● **Records from a data source**:
.....

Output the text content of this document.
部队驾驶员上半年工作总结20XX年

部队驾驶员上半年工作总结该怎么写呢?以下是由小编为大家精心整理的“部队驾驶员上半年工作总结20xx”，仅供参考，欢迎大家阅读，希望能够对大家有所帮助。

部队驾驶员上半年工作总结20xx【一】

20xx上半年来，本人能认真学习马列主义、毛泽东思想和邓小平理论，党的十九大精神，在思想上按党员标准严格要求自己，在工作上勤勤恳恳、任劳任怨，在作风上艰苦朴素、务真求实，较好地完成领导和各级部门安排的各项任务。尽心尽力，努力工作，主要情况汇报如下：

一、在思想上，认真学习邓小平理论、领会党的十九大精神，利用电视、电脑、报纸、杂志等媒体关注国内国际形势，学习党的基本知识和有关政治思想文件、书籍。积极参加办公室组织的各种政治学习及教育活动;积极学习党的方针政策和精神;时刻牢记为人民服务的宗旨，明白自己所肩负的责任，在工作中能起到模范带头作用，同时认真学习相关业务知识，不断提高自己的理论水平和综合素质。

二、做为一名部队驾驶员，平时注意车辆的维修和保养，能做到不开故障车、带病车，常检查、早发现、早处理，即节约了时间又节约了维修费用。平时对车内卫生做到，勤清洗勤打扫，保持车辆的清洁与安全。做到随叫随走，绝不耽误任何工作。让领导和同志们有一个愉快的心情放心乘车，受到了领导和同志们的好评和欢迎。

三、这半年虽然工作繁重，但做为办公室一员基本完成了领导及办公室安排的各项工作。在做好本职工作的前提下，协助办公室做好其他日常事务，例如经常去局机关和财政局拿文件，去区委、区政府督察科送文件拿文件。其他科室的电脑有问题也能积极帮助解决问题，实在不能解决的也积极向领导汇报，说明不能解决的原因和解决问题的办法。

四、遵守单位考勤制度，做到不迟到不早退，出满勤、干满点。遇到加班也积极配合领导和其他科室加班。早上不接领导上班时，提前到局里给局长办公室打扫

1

.....

● **SET TASK**:
Quote each line above in full, word for word.

● **FINISHED ANSWER**:
Output the text content of this document.
部队驾驶员上半年工作总结20XX年

部队驾驶员上半年工作总结该怎么写呢?以下是由小编为大家精心整理的“部队驾驶员上半年工作总结20xx”，仅供参考，欢迎大家阅读，希望能够对大家有所帮助。

部队驾驶员上半年工作总结20xx【一】

20xx上半年来，本人能认真学习马列主义、毛泽东思想和邓小平理论，党的十九大精神，在思想上按党员标准严格要求自己，在工作上勤勤恳恳、任劳任怨，在作风上艰苦朴素、务真求实，较好地完成领导和各级部门安排的各项任务。尽心尽力，努力工作，主要情况汇报如下：

一、在思想上，认真学习邓小平理论、领会党的十九大精神，利用电视、电脑、报纸、杂志等媒体关注国内国际形势，学习党的基本知识和有关政治思想文件、书籍。积极参加办公室组织的各种政治学习及教育活动;积极学习党的方针政策和精神;时刻牢记为人民服务的宗旨，明白自己所肩负的责任，在工作中能起到模范带头作用，同时认真学习相关业务知识，不断提高自己的理论水平和综合素质。

二、做为一名部队驾驶员，平时注意车辆的维修和保养，能做到不开故障车、带病车，常检查、早发现、早处理，即节约了时间又节约了维修费用。平时对车内卫生做到，勤清洗勤打扫，保持车辆的清洁与安全。做到随叫随走，绝不耽误任何工作。让领导和同志们有一个愉快的心情放心乘车，受到了领导和同志们的好评和欢迎。

三、这半年虽然工作繁重，但做为办公室一员基本完成了领导及办公室安排的各项工作。在做好本职工作的前提下，协助办公室做好其他日常事务，例如经常去局机关和财政局拿文件，去区委、区政府督察科送文件拿文件。其他科室的电脑有问题也能积极帮助解决问题，实在不能解决的也积极向领导汇报，说明不能解决的原因和解决问题的办法。

四、遵守单位考勤制度，做到不迟到不早退，出满勤、干满点。遇到加班也积极配合领导和其他科室加班。早上不接领导上班时，提前到局里给局长办公室打扫

1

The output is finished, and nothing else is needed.